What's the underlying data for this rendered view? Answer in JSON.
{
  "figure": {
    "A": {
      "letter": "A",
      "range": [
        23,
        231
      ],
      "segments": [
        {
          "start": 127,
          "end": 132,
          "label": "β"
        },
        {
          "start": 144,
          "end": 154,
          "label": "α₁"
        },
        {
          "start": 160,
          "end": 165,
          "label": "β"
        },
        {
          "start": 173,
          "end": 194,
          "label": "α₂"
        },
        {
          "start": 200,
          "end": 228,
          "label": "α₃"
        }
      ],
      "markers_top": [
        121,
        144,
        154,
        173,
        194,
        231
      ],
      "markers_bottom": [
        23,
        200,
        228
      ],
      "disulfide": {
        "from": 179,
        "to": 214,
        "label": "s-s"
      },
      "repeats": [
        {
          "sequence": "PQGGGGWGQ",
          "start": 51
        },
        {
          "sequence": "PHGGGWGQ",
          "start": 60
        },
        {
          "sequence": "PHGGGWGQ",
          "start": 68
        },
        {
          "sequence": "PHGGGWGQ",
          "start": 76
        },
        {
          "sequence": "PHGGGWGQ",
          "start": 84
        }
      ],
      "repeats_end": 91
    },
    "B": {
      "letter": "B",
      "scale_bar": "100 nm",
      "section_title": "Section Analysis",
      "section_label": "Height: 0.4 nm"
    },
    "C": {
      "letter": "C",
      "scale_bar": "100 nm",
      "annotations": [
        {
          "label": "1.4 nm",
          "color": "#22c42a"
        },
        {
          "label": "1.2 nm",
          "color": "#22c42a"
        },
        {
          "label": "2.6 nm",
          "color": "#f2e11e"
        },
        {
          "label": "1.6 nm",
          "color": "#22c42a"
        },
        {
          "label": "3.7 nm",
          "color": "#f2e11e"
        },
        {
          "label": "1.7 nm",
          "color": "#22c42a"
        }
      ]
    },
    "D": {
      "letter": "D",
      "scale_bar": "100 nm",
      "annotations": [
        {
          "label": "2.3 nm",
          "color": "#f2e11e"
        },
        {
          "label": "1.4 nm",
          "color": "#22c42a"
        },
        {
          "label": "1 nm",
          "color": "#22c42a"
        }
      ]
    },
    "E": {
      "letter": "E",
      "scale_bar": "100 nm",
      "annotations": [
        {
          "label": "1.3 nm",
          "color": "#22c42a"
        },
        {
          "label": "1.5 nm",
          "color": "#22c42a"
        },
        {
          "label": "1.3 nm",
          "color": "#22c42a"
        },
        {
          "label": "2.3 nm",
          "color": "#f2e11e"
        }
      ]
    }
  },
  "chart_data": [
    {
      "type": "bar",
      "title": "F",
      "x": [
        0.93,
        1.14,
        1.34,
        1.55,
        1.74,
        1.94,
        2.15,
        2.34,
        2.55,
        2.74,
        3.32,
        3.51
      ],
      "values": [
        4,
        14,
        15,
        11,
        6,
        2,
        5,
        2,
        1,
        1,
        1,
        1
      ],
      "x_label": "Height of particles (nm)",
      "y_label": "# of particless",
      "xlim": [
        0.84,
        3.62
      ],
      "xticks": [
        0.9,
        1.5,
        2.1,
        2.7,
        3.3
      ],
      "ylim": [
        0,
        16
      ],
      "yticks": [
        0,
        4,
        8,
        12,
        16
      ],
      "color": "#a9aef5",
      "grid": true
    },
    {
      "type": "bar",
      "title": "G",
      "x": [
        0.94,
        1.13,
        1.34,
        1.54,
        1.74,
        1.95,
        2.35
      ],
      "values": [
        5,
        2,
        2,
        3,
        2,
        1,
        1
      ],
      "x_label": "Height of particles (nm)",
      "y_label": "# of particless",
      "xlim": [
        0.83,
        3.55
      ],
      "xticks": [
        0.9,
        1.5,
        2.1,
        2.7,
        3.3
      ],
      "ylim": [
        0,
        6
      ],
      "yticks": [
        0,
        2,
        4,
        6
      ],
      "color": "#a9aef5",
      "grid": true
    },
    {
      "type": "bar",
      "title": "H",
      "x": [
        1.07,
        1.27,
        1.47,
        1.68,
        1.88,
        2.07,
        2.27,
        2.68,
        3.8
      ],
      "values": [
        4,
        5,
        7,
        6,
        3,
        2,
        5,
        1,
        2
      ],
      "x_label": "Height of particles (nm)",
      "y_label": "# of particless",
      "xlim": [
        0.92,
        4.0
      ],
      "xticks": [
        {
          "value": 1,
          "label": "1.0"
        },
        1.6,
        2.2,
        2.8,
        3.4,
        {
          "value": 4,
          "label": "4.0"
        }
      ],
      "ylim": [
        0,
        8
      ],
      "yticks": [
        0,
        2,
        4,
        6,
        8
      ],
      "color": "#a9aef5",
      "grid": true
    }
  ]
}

● Required task: Go through the listing and copy all of it exactly.

● Full answer:
What's the underlying data for this rendered view? Answer in JSON.
{
  "figure": {
    "A": {
      "letter": "A",
      "range": [
        23,
        231
      ],
      "segments": [
        {
          "start": 127,
          "end": 132,
          "label": "β"
        },
        {
          "start": 144,
          "end": 154,
          "label": "α₁"
        },
        {
          "start": 160,
          "end": 165,
          "label": "β"
        },
        {
          "start": 173,
          "end": 194,
          "label": "α₂"
        },
        {
          "start": 200,
          "end": 228,
          "label": "α₃"
        }
      ],
      "markers_top": [
        121,
        144,
        154,
        173,
        194,
        231
      ],
      "markers_bottom": [
        23,
        200,
        228
      ],
      "disulfide": {
        "from": 179,
        "to": 214,
        "label": "s-s"
      },
      "repeats": [
        {
          "sequence": "PQGGGGWGQ",
          "start": 51
        },
        {
          "sequence": "PHGGGWGQ",
          "start": 60
        },
        {
          "sequence": "PHGGGWGQ",
          "start": 68
        },
        {
          "sequence": "PHGGGWGQ",
          "start": 76
        },
        {
          "sequence": "PHGGGWGQ",
          "start": 84
        }
      ],
      "repeats_end": 91
    },
    "B": {
      "letter": "B",
      "scale_bar": "100 nm",
      "section_title": "Section Analysis",
      "section_label": "Height: 0.4 nm"
    },
    "C": {
      "letter": "C",
      "scale_bar": "100 nm",
      "annotations": [
        {
          "label": "1.4 nm",
          "color": "#22c42a"
        },
        {
          "label": "1.2 nm",
          "color": "#22c42a"
        },
        {
          "label": "2.6 nm",
          "color": "#f2e11e"
        },
        {
          "label": "1.6 nm",
          "color": "#22c42a"
        },
        {
          "label": "3.7 nm",
          "color": "#f2e11e"
        },
        {
          "label": "1.7 nm",
          "color": "#22c42a"
        }
      ]
    },
    "D": {
      "letter": "D",
      "scale_bar": "100 nm",
      "annotations": [
        {
          "label": "2.3 nm",
          "color": "#f2e11e"
        },
        {
          "label": "1.4 nm",
          "color": "#22c42a"
        },
        {
          "label": "1 nm",
          "color": "#22c42a"
        }
      ]
    },
    "E": {
      "letter": "E",
      "scale_bar": "100 nm",
      "annotations": [
        {
          "label": "1.3 nm",
          "color": "#22c42a"
        },
        {
          "label": "1.5 nm",
          "color": "#22c42a"
        },
        {
          "label": "1.3 nm",
          "color": "#22c42a"
        },
        {
          "label": "2.3 nm",
          "color": "#f2e11e"
        }
      ]
    }
  },
  "chart_data": [
    {
      "type": "bar",
      "title": "F",
      "x": [
        0.93,
        1.14,
        1.34,
        1.55,
        1.74,
        1.94,
        2.15,
        2.34,
        2.55,
        2.74,
        3.32,
        3.51
      ],
      "values": [
        4,
        14,
        15,
        11,
        6,
        2,
        5,
        2,
        1,
        1,
        1,
        1
      ],
      "x_label": "Height of particles (nm)",
      "y_label": "# of particless",
      "xlim": [
        0.84,
        3.62
      ],
      "xticks": [
        0.9,
        1.5,
        2.1,
        2.7,
        3.3
      ],
      "ylim": [
        0,
        16
      ],
      "yticks": [
        0,
        4,
        8,
        12,
        16
      ],
      "color": "#a9aef5",
      "grid": true
    },
    {
      "type": "bar",
      "title": "G",
      "x": [
        0.94,
        1.13,
        1.34,
        1.54,
        1.74,
        1.95,
        2.35
      ],
      "values": [
        5,
        2,
        2,
        3,
        2,
        1,
        1
      ],
      "x_label": "Height of particles (nm)",
      "y_label": "# of particless",
      "xlim": [
        0.83,
        3.55
      ],
      "xticks": [
        0.9,
        1.5,
        2.1,
        2.7,
        3.3
      ],
      "ylim": [
        0,
        6
      ],
      "yticks": [
        0,
        2,
        4,
        6
      ],
      "color": "#a9aef5",
      "grid": true
    },
    {
      "type": "bar",
      "title": "H",
      "x": [
        1.07,
        1.27,
        1.47,
        1.68,
        1.88,
        2.07,
        2.27,
        2.68,
        3.8
      ],
      "values": [
        4,
        5,
        7,
        6,
        3,
        2,
        5,
        1,
        2
      ],
      "x_label": "Height of particles (nm)",
      "y_label": "# of particless",
      "xlim": [
        0.92,
        4.0
      ],
      "xticks": [
        {
          "value": 1,
          "label": "1.0"
        },
        1.6,
        2.2,
        2.8,
        3.4,
        {
          "value": 4,
          "label": "4.0"
        }
      ],
      "ylim": [
        0,
        8
      ],
      "yticks": [
        0,
        2,
        4,
        6,
        8
      ],
      "color": "#a9aef5",
      "grid": true
    }
  ]
}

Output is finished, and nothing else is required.